> _Data entries_
===

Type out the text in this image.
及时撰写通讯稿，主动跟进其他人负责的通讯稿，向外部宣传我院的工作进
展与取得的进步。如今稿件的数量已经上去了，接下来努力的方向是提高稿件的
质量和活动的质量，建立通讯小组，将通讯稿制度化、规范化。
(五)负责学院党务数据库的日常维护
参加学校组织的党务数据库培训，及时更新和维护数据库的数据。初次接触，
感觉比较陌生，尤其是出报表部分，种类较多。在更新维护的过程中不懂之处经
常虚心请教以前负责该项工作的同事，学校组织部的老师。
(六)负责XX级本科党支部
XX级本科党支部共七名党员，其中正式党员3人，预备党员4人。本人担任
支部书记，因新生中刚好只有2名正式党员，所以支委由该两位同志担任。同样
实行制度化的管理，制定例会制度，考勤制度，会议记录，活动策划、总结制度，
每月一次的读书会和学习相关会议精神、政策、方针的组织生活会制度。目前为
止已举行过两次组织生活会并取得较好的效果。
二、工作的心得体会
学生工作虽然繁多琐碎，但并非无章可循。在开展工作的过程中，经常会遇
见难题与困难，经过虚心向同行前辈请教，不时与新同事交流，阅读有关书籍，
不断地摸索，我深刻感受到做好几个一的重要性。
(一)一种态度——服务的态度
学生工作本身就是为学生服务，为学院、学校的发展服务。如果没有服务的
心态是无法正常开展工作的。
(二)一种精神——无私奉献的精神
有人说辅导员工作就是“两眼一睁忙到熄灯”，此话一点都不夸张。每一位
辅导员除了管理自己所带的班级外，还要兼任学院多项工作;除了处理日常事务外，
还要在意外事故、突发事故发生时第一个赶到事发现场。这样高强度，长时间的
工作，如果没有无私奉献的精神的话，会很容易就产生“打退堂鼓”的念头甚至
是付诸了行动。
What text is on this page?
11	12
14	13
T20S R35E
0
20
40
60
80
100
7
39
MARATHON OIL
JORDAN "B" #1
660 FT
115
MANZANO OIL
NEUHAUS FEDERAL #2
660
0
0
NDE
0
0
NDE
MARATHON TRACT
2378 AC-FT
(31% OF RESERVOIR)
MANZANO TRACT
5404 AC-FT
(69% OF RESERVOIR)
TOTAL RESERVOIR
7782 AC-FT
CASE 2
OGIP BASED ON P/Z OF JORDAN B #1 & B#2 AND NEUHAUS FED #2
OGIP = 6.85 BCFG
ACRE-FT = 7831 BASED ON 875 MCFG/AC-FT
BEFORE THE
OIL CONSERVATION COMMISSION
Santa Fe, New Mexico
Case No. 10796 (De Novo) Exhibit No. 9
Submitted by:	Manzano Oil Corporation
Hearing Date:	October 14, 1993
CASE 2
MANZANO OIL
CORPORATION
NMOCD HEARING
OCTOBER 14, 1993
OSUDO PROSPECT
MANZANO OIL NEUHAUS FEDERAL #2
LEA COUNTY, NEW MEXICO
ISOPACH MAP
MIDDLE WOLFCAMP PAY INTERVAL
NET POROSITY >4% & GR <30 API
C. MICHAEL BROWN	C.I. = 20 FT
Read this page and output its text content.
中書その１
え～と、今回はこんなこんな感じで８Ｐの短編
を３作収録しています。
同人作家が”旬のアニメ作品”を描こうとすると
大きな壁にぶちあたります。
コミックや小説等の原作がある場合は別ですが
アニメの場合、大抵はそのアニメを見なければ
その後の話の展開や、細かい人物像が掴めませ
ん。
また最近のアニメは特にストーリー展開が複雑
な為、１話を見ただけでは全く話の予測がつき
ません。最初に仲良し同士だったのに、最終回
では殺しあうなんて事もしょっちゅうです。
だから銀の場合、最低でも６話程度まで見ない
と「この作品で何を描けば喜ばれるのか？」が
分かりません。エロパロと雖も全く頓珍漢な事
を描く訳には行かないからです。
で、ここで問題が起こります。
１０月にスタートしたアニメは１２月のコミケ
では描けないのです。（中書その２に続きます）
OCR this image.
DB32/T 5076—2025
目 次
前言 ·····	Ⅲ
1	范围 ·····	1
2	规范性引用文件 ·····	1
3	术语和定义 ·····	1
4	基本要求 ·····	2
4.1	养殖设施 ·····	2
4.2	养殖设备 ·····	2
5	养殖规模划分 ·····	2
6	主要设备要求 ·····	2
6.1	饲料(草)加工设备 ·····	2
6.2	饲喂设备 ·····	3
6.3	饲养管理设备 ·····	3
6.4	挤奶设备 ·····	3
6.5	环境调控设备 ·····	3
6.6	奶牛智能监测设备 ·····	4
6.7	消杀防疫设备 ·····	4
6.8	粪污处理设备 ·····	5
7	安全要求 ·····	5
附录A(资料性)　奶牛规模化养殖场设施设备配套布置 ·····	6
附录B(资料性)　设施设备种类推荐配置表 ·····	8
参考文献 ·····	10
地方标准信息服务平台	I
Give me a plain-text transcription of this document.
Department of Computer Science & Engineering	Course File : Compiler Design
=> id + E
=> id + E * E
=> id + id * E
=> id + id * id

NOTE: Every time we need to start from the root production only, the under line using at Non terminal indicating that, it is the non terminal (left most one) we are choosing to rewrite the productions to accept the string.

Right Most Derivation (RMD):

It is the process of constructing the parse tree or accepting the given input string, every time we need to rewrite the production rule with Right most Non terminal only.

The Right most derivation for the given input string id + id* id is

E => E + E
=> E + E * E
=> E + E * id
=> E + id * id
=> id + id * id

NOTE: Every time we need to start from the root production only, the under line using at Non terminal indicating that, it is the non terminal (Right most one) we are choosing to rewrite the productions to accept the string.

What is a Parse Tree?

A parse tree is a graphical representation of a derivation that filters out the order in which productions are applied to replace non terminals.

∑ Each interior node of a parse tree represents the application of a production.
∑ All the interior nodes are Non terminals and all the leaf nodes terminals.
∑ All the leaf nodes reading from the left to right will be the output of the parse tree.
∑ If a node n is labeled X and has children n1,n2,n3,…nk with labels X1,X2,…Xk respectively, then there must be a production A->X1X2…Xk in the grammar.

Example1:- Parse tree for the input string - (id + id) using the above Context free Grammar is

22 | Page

===

> _Do this_
Every entry above needs to be quoted exactly.

> _Full answer_
Type out the text in this image.
及时撰写通讯稿，主动跟进其他人负责的通讯稿，向外部宣传我院的工作进
展与取得的进步。如今稿件的数量已经上去了，接下来努力的方向是提高稿件的
质量和活动的质量，建立通讯小组，将通讯稿制度化、规范化。
(五)负责学院党务数据库的日常维护
参加学校组织的党务数据库培训，及时更新和维护数据库的数据。初次接触，
感觉比较陌生，尤其是出报表部分，种类较多。在更新维护的过程中不懂之处经
常虚心请教以前负责该项工作的同事，学校组织部的老师。
(六)负责XX级本科党支部
XX级本科党支部共七名党员，其中正式党员3人，预备党员4人。本人担任
支部书记，因新生中刚好只有2名正式党员，所以支委由该两位同志担任。同样
实行制度化的管理，制定例会制度，考勤制度，会议记录，活动策划、总结制度，
每月一次的读书会和学习相关会议精神、政策、方针的组织生活会制度。目前为
止已举行过两次组织生活会并取得较好的效果。
二、工作的心得体会
学生工作虽然繁多琐碎，但并非无章可循。在开展工作的过程中，经常会遇
见难题与困难，经过虚心向同行前辈请教，不时与新同事交流，阅读有关书籍，
不断地摸索，我深刻感受到做好几个一的重要性。
(一)一种态度——服务的态度
学生工作本身就是为学生服务，为学院、学校的发展服务。如果没有服务的
心态是无法正常开展工作的。
(二)一种精神——无私奉献的精神
有人说辅导员工作就是“两眼一睁忙到熄灯”，此话一点都不夸张。每一位
辅导员除了管理自己所带的班级外，还要兼任学院多项工作;除了处理日常事务外，
还要在意外事故、突发事故发生时第一个赶到事发现场。这样高强度，长时间的
工作，如果没有无私奉献的精神的话，会很容易就产生“打退堂鼓”的念头甚至
是付诸了行动。
What text is on this page?
11	12
14	13
T20S R35E
0
20
40
60
80
100
7
39
MARATHON OIL
JORDAN "B" #1
660 FT
115
MANZANO OIL
NEUHAUS FEDERAL #2
660
0
0
NDE
0
0
NDE
MARATHON TRACT
2378 AC-FT
(31% OF RESERVOIR)
MANZANO TRACT
5404 AC-FT
(69% OF RESERVOIR)
TOTAL RESERVOIR
7782 AC-FT
CASE 2
OGIP BASED ON P/Z OF JORDAN B #1 & B#2 AND NEUHAUS FED #2
OGIP = 6.85 BCFG
ACRE-FT = 7831 BASED ON 875 MCFG/AC-FT
BEFORE THE
OIL CONSERVATION COMMISSION
Santa Fe, New Mexico
Case No. 10796 (De Novo) Exhibit No. 9
Submitted by:	Manzano Oil Corporation
Hearing Date:	October 14, 1993
CASE 2
MANZANO OIL
CORPORATION
NMOCD HEARING
OCTOBER 14, 1993
OSUDO PROSPECT
MANZANO OIL NEUHAUS FEDERAL #2
LEA COUNTY, NEW MEXICO
ISOPACH MAP
MIDDLE WOLFCAMP PAY INTERVAL
NET POROSITY >4% & GR <30 API
C. MICHAEL BROWN	C.I. = 20 FT
Read this page and output its text content.
中書その１
え～と、今回はこんなこんな感じで８Ｐの短編
を３作収録しています。
同人作家が”旬のアニメ作品”を描こうとすると
大きな壁にぶちあたります。
コミックや小説等の原作がある場合は別ですが
アニメの場合、大抵はそのアニメを見なければ
その後の話の展開や、細かい人物像が掴めませ
ん。
また最近のアニメは特にストーリー展開が複雑
な為、１話を見ただけでは全く話の予測がつき
ません。最初に仲良し同士だったのに、最終回
では殺しあうなんて事もしょっちゅうです。
だから銀の場合、最低でも６話程度まで見ない
と「この作品で何を描けば喜ばれるのか？」が
分かりません。エロパロと雖も全く頓珍漢な事
を描く訳には行かないからです。
で、ここで問題が起こります。
１０月にスタートしたアニメは１２月のコミケ
では描けないのです。（中書その２に続きます）
OCR this image.
DB32/T 5076—2025
目 次
前言 ·····	Ⅲ
1	范围 ·····	1
2	规范性引用文件 ·····	1
3	术语和定义 ·····	1
4	基本要求 ·····	2
4.1	养殖设施 ·····	2
4.2	养殖设备 ·····	2
5	养殖规模划分 ·····	2
6	主要设备要求 ·····	2
6.1	饲料(草)加工设备 ·····	2
6.2	饲喂设备 ·····	3
6.3	饲养管理设备 ·····	3
6.4	挤奶设备 ·····	3
6.5	环境调控设备 ·····	3
6.6	奶牛智能监测设备 ·····	4
6.7	消杀防疫设备 ·····	4
6.8	粪污处理设备 ·····	5
7	安全要求 ·····	5
附录A(资料性)　奶牛规模化养殖场设施设备配套布置 ·····	6
附录B(资料性)　设施设备种类推荐配置表 ·····	8
参考文献 ·····	10
地方标准信息服务平台	I
Give me a plain-text transcription of this document.
Department of Computer Science & Engineering	Course File : Compiler Design
=> id + E
=> id + E * E
=> id + id * E
=> id + id * id

NOTE: Every time we need to start from the root production only, the under line using at Non terminal indicating that, it is the non terminal (left most one) we are choosing to rewrite the productions to accept the string.

Right Most Derivation (RMD):

It is the process of constructing the parse tree or accepting the given input string, every time we need to rewrite the production rule with Right most Non terminal only.

The Right most derivation for the given input string id + id* id is

E => E + E
=> E + E * E
=> E + E * id
=> E + id * id
=> id + id * id

NOTE: Every time we need to start from the root production only, the under line using at Non terminal indicating that, it is the non terminal (Right most one) we are choosing to rewrite the productions to accept the string.

What is a Parse Tree?

A parse tree is a graphical representation of a derivation that filters out the order in which productions are applied to replace non terminals.

∑ Each interior node of a parse tree represents the application of a production.
∑ All the interior nodes are Non terminals and all the leaf nodes terminals.
∑ All the leaf nodes reading from the left to right will be the output of the parse tree.
∑ If a node n is labeled X and has children n1,n2,n3,…nk with labels X1,X2,…Xk respectively, then there must be a production A->X1X2…Xk in the grammar.

Example1:- Parse tree for the input string - (id + id) using the above Context free Grammar is

22 | Page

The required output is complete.